▶ [TASK DIRECTIONS] With the pictures set aside, write out all of the data exactly as it stands.

▶ [INFORMATION]
═══

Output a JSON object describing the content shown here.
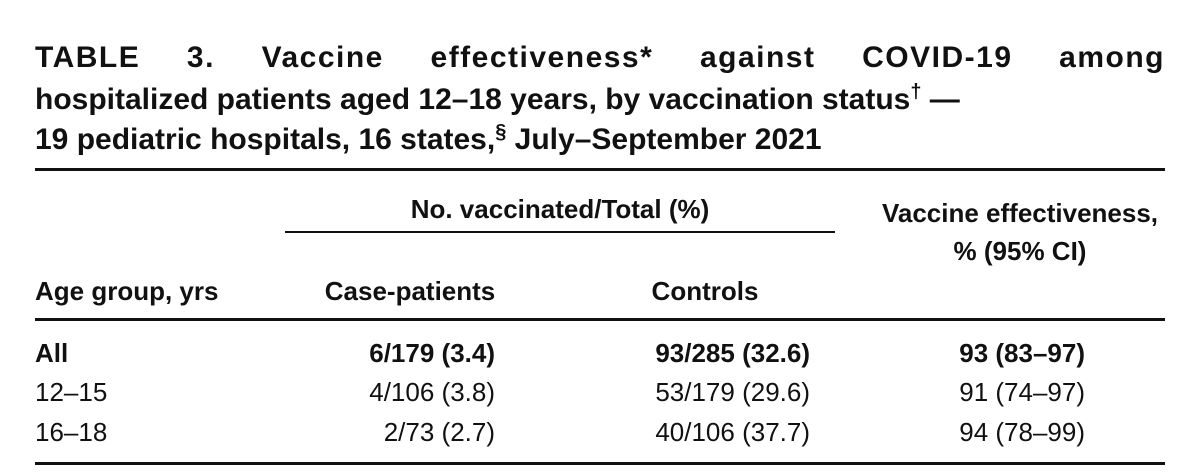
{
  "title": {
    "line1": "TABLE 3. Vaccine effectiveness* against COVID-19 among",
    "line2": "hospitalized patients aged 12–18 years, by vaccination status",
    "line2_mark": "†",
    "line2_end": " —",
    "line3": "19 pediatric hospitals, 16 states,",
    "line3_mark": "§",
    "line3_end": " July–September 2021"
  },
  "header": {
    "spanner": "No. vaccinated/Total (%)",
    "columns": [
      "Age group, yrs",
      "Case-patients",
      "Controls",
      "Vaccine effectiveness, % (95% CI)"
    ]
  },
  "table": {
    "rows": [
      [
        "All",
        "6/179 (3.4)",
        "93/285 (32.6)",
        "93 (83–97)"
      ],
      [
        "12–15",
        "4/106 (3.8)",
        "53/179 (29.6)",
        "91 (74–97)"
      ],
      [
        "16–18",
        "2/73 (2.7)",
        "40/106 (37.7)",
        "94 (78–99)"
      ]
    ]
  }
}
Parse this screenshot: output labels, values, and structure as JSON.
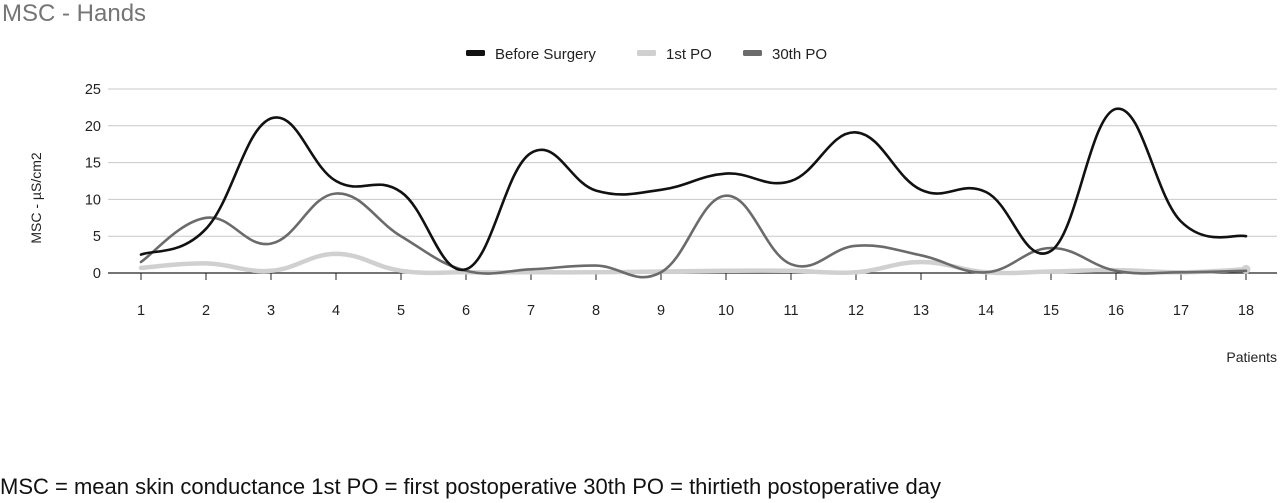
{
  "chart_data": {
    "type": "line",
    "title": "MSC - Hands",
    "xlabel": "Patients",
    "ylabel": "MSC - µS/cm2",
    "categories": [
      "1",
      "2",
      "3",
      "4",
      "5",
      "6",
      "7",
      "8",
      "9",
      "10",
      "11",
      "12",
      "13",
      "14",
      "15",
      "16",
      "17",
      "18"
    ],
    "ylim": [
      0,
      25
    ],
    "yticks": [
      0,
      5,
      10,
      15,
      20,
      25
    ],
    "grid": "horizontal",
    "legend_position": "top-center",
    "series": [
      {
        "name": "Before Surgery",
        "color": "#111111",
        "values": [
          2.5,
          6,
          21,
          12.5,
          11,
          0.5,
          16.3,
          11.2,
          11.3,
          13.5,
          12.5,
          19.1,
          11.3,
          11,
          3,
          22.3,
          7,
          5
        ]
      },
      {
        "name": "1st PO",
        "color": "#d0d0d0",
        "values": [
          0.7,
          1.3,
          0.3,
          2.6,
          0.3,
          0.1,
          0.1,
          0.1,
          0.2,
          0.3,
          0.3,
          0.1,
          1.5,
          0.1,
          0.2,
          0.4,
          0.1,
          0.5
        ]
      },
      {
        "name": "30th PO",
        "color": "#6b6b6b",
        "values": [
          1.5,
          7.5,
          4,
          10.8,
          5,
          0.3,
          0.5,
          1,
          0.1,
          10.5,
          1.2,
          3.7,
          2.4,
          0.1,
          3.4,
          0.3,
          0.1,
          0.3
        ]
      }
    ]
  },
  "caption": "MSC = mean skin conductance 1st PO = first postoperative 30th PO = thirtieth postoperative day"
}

═══

▶ [RESULT BELOW]
Output a JSON object describing the content shown here.
{
  "title": {
    "line1": "TABLE 3. Vaccine effectiveness* against COVID-19 among",
    "line2": "hospitalized patients aged 12–18 years, by vaccination status",
    "line2_mark": "†",
    "line2_end": " —",
    "line3": "19 pediatric hospitals, 16 states,",
    "line3_mark": "§",
    "line3_end": " July–September 2021"
  },
  "header": {
    "spanner": "No. vaccinated/Total (%)",
    "columns": [
      "Age group, yrs",
      "Case-patients",
      "Controls",
      "Vaccine effectiveness, % (95% CI)"
    ]
  },
  "table": {
    "rows": [
      [
        "All",
        "6/179 (3.4)",
        "93/285 (32.6)",
        "93 (83–97)"
      ],
      [
        "12–15",
        "4/106 (3.8)",
        "53/179 (29.6)",
        "91 (74–97)"
      ],
      [
        "16–18",
        "2/73 (2.7)",
        "40/106 (37.7)",
        "94 (78–99)"
      ]
    ]
  }
}
Parse this screenshot: output labels, values, and structure as JSON.
{
  "chart_data": {
    "type": "line",
    "title": "MSC - Hands",
    "xlabel": "Patients",
    "ylabel": "MSC - µS/cm2",
    "categories": [
      "1",
      "2",
      "3",
      "4",
      "5",
      "6",
      "7",
      "8",
      "9",
      "10",
      "11",
      "12",
      "13",
      "14",
      "15",
      "16",
      "17",
      "18"
    ],
    "ylim": [
      0,
      25
    ],
    "yticks": [
      0,
      5,
      10,
      15,
      20,
      25
    ],
    "grid": "horizontal",
    "legend_position": "top-center",
    "series": [
      {
        "name": "Before Surgery",
        "color": "#111111",
        "values": [
          2.5,
          6,
          21,
          12.5,
          11,
          0.5,
          16.3,
          11.2,
          11.3,
          13.5,
          12.5,
          19.1,
          11.3,
          11,
          3,
          22.3,
          7,
          5
        ]
      },
      {
        "name": "1st PO",
        "color": "#d0d0d0",
        "values": [
          0.7,
          1.3,
          0.3,
          2.6,
          0.3,
          0.1,
          0.1,
          0.1,
          0.2,
          0.3,
          0.3,
          0.1,
          1.5,
          0.1,
          0.2,
          0.4,
          0.1,
          0.5
        ]
      },
      {
        "name": "30th PO",
        "color": "#6b6b6b",
        "values": [
          1.5,
          7.5,
          4,
          10.8,
          5,
          0.3,
          0.5,
          1,
          0.1,
          10.5,
          1.2,
          3.7,
          2.4,
          0.1,
          3.4,
          0.3,
          0.1,
          0.3
        ]
      }
    ]
  },
  "caption": "MSC = mean skin conductance 1st PO = first postoperative 30th PO = thirtieth postoperative day"
}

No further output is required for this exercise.